>>>>>

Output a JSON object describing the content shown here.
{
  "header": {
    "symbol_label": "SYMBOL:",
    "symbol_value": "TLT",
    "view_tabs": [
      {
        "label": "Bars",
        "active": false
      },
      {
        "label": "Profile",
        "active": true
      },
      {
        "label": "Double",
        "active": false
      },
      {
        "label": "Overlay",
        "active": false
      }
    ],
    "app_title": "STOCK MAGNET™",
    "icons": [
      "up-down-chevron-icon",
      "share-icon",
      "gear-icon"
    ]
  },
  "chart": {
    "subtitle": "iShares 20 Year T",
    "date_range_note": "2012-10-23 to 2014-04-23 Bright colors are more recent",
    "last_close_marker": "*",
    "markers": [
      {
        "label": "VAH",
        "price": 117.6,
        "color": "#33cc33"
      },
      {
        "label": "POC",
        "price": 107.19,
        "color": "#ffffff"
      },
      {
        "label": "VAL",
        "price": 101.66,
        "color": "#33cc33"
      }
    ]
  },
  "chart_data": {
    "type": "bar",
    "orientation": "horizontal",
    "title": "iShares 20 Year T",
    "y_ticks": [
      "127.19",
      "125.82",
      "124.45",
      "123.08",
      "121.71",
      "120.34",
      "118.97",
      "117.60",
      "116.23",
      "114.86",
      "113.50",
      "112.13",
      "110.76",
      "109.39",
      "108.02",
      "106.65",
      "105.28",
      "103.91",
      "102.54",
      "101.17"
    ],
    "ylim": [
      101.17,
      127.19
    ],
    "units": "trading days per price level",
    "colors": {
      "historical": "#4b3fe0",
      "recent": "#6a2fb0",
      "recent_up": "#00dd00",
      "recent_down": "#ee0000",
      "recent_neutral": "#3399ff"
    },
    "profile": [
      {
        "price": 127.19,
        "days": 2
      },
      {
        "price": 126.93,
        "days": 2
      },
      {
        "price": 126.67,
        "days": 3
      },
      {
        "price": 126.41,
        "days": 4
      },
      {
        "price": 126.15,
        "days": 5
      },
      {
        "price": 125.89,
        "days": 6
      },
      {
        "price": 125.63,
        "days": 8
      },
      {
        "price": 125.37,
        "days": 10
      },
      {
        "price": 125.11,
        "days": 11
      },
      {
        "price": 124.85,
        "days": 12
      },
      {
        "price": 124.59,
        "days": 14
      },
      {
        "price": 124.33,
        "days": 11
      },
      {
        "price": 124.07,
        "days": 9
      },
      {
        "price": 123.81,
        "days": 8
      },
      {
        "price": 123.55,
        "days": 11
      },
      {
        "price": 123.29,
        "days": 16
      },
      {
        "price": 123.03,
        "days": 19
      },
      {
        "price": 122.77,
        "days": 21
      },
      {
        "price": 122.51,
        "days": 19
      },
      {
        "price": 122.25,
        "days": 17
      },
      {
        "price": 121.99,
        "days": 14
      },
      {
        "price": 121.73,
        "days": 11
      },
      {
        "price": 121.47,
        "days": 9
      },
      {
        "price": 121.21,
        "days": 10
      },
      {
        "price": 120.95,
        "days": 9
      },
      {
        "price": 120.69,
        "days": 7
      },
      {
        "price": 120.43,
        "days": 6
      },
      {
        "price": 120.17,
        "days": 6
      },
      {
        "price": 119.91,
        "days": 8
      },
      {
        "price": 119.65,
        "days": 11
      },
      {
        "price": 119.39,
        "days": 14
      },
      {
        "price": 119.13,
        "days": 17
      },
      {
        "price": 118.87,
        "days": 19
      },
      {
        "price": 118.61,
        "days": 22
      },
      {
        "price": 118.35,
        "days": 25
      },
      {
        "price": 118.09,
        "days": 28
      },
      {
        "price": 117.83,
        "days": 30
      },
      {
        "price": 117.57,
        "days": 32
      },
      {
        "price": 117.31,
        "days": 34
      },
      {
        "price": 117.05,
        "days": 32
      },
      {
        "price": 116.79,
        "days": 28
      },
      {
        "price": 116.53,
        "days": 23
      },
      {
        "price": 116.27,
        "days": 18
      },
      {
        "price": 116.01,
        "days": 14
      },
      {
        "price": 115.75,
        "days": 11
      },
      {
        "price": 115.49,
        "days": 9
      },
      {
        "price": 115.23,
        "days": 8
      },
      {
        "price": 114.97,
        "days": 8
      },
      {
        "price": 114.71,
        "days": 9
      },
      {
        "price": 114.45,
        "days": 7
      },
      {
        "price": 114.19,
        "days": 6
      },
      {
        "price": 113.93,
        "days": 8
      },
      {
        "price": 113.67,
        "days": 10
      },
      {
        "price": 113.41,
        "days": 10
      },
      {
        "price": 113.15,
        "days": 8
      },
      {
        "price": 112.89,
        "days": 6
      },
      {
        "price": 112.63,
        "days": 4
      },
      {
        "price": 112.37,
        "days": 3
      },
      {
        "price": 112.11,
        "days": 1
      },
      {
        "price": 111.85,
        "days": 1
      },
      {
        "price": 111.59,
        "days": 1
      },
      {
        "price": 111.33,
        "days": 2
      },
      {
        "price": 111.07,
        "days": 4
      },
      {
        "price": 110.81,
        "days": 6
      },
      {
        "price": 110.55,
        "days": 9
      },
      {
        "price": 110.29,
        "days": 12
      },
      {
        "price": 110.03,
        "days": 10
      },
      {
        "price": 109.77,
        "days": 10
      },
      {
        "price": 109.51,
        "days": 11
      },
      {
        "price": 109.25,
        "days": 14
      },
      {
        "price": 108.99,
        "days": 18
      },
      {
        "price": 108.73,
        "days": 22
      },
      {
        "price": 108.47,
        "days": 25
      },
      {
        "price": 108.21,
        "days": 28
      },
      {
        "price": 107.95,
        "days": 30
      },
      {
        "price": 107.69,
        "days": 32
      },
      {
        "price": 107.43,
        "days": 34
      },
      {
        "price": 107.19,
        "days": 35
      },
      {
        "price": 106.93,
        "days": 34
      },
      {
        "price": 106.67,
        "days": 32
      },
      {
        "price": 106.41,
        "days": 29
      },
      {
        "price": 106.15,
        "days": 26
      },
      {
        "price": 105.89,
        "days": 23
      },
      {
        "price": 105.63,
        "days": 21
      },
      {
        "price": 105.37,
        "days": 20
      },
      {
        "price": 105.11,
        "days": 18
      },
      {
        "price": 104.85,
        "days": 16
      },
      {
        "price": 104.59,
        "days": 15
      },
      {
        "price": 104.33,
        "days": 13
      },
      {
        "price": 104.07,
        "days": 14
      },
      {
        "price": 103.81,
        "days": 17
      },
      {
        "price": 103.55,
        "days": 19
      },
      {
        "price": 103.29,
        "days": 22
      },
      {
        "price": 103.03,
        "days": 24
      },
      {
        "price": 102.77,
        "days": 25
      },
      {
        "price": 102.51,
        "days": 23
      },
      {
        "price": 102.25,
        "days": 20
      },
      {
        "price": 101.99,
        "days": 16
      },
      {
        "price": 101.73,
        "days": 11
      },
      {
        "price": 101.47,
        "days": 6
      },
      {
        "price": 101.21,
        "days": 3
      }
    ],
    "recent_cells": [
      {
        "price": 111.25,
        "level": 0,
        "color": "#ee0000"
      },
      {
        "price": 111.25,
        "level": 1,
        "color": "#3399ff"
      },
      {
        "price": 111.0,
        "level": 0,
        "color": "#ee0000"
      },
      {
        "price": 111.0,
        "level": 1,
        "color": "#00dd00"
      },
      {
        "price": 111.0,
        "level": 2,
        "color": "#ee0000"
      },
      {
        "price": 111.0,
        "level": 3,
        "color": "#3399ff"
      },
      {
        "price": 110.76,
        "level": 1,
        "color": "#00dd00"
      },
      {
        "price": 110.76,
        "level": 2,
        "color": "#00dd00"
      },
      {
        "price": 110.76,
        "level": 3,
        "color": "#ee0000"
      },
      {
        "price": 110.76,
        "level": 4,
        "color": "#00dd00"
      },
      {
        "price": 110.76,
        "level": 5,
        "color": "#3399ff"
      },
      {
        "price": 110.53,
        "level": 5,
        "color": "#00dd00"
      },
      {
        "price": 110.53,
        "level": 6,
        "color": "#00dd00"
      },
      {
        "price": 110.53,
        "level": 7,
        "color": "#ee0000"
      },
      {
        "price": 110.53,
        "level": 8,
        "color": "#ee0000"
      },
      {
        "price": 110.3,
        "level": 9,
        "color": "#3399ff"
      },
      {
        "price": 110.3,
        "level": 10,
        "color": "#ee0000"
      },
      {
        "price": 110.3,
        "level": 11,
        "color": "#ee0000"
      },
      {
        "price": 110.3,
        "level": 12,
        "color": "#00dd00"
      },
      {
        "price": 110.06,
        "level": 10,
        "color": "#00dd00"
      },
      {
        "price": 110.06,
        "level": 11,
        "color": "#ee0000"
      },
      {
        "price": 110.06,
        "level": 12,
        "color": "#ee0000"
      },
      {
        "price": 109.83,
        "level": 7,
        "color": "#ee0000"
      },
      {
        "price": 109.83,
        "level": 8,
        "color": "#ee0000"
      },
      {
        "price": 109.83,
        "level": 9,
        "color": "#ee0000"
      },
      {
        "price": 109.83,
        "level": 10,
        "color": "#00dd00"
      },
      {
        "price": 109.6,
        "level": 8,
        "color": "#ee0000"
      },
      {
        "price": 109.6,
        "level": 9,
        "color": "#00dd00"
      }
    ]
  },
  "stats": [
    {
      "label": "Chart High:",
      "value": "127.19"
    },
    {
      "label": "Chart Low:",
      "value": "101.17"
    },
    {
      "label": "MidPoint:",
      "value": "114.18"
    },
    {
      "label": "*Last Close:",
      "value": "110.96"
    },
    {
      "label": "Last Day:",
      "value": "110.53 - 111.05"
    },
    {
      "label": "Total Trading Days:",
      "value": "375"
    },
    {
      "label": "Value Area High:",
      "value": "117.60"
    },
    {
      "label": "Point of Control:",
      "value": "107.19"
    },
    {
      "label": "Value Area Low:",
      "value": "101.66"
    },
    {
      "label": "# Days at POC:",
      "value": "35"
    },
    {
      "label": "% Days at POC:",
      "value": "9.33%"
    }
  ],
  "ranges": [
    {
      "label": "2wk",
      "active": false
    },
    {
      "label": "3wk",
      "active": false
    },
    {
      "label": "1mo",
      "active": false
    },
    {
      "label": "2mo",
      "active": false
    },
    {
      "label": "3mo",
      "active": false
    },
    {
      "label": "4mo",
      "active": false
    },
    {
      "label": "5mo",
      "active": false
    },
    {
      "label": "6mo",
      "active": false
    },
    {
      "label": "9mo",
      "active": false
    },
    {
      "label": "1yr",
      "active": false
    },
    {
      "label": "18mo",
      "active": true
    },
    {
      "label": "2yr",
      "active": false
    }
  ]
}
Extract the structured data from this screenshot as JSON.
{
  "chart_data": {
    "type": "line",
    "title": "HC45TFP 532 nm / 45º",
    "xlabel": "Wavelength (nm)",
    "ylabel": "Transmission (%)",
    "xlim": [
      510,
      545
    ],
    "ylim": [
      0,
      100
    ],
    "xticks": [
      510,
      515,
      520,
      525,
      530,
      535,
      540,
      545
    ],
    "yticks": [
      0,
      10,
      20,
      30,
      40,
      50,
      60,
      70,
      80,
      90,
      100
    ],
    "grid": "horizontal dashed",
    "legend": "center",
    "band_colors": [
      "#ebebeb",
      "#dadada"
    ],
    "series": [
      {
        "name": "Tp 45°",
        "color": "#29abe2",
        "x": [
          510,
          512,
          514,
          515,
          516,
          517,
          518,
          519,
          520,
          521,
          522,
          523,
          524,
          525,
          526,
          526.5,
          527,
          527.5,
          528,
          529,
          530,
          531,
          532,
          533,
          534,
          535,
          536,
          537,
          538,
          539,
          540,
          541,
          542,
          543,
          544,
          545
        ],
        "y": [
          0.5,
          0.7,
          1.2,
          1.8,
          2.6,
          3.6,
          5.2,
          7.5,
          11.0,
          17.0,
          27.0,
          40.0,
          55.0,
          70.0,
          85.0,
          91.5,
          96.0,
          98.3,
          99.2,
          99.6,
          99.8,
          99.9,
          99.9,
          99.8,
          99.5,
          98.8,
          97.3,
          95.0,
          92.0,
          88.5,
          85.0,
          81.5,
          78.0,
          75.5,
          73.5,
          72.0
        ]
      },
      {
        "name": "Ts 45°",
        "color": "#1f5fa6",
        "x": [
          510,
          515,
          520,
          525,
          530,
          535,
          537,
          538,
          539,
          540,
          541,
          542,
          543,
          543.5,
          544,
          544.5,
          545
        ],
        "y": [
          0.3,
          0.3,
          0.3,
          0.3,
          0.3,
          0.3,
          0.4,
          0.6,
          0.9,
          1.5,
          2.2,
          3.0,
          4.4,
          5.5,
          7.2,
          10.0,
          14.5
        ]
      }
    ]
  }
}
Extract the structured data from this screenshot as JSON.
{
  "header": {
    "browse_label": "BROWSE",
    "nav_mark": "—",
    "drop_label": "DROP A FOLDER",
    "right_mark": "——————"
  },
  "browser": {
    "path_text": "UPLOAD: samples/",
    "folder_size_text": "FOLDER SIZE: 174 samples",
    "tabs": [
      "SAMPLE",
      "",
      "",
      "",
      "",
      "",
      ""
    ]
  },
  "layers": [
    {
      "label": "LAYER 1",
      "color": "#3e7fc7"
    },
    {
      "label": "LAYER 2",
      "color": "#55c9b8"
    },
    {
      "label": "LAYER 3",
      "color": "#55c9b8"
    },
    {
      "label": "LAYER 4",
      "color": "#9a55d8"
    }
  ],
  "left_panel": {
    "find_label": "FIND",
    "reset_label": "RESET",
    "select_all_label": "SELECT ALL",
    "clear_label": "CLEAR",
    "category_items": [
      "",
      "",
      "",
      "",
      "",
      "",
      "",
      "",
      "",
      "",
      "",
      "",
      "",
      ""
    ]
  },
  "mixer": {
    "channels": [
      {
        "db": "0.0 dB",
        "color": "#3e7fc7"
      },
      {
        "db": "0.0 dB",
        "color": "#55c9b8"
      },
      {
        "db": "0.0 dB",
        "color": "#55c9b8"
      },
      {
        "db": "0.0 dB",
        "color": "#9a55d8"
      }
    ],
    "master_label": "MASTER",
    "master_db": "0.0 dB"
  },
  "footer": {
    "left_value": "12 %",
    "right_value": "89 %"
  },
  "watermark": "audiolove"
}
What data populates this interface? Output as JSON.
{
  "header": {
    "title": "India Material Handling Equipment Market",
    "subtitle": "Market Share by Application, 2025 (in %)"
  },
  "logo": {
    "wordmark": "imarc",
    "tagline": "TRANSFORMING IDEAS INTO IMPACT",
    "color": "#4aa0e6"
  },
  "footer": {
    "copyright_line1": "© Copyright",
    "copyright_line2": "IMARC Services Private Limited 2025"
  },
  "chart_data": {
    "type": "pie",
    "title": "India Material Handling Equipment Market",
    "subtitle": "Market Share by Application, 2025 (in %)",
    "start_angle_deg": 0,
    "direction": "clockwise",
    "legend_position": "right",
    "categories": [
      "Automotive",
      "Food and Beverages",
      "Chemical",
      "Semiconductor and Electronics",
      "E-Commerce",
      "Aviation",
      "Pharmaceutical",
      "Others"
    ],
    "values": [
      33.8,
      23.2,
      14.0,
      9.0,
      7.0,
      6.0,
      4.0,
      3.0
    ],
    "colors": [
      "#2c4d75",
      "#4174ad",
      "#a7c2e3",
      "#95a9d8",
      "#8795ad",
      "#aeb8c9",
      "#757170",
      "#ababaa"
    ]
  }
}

<<<<<

__Aim of the exercise__. Looking at the data above, show all lines where the word "Application" occurs.

__Response for this exercise__.
    "subtitle": "Market Share by Application, 2025 (in %)"
    "subtitle": "Market Share by Application, 2025 (in %)",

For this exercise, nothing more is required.